• [Goal] Copy every line of the data that contains the string "unit".

• [Material for the task]
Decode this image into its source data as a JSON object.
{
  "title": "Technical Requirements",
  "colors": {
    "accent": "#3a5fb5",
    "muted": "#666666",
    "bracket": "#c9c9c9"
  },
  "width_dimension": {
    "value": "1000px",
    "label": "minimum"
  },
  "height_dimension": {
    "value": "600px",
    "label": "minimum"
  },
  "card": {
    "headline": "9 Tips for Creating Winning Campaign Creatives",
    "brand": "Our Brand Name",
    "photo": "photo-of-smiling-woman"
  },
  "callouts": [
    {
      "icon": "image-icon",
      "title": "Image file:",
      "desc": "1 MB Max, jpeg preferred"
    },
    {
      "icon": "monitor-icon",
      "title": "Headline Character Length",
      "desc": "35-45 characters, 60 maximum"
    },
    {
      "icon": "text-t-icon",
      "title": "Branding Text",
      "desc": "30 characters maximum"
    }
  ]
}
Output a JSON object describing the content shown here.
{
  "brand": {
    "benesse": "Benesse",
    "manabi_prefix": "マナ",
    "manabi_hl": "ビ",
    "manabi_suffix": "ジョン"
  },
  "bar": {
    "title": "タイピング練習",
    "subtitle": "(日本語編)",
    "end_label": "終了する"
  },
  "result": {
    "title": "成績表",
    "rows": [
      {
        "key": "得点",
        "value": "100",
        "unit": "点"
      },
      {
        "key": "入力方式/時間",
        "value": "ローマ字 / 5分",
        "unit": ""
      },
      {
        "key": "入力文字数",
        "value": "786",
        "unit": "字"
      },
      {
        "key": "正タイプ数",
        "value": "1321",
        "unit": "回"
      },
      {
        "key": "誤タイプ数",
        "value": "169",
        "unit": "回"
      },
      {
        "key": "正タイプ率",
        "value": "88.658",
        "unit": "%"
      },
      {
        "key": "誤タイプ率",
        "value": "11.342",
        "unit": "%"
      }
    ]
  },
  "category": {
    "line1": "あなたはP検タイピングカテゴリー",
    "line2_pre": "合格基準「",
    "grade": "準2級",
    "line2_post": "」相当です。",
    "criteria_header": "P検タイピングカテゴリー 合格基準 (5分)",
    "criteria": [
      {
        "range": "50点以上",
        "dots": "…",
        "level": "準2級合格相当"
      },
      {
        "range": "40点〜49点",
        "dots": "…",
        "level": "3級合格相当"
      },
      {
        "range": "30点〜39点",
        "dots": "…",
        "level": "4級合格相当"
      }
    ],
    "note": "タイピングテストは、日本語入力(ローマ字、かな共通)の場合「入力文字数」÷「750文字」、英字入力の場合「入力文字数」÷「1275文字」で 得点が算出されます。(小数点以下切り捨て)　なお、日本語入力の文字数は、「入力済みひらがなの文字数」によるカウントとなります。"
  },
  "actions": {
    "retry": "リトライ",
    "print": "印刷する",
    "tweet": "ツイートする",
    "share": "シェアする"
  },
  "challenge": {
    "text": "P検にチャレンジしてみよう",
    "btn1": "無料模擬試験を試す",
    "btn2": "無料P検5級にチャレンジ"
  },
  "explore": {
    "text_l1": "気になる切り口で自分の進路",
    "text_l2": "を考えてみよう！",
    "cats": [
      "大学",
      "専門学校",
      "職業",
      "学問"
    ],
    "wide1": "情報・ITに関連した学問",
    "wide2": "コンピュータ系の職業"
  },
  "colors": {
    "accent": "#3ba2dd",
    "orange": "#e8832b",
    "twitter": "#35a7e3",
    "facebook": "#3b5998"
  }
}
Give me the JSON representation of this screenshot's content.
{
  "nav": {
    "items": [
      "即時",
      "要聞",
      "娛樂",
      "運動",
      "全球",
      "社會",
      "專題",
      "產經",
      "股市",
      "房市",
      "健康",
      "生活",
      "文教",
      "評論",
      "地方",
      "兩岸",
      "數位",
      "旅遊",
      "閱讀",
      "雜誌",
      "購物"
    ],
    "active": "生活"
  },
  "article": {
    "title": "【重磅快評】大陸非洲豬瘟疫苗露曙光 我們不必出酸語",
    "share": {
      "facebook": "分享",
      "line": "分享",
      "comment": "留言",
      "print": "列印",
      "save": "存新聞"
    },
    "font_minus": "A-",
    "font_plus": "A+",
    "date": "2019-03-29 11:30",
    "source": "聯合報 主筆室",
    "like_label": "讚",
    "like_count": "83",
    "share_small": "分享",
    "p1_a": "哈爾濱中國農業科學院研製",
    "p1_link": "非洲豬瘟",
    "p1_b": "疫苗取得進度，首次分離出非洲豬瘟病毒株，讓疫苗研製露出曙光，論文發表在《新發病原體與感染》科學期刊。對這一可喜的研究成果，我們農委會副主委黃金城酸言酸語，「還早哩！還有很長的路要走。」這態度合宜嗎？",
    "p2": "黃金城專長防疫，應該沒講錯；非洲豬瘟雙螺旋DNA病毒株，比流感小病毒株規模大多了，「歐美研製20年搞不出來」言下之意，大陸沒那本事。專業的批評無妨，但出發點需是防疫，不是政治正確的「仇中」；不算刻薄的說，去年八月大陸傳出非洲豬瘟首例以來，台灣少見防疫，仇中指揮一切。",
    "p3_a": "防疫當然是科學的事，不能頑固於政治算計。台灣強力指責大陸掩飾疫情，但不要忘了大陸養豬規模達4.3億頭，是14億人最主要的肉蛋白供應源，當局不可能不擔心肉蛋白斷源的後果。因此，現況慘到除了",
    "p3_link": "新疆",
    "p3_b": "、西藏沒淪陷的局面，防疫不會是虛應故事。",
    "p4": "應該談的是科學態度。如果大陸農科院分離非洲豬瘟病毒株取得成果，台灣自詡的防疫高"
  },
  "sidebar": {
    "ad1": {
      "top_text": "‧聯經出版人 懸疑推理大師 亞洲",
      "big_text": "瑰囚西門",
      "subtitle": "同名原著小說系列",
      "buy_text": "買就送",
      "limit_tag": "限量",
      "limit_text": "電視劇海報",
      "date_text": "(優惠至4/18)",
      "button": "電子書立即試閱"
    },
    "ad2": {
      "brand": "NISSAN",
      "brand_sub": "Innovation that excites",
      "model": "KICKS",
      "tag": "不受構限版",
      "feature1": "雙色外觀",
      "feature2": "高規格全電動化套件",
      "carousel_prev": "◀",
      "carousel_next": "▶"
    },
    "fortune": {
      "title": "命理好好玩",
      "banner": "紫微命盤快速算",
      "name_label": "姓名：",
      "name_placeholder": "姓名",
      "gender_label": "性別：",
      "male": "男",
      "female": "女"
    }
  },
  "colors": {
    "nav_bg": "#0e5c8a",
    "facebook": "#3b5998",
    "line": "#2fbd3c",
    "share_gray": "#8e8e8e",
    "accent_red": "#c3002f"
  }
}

• [Solution to the problem]
        "unit": "点"
        "unit": ""
        "unit": "字"
        "unit": "回"
        "unit": "回"
        "unit": "%"
        "unit": "%"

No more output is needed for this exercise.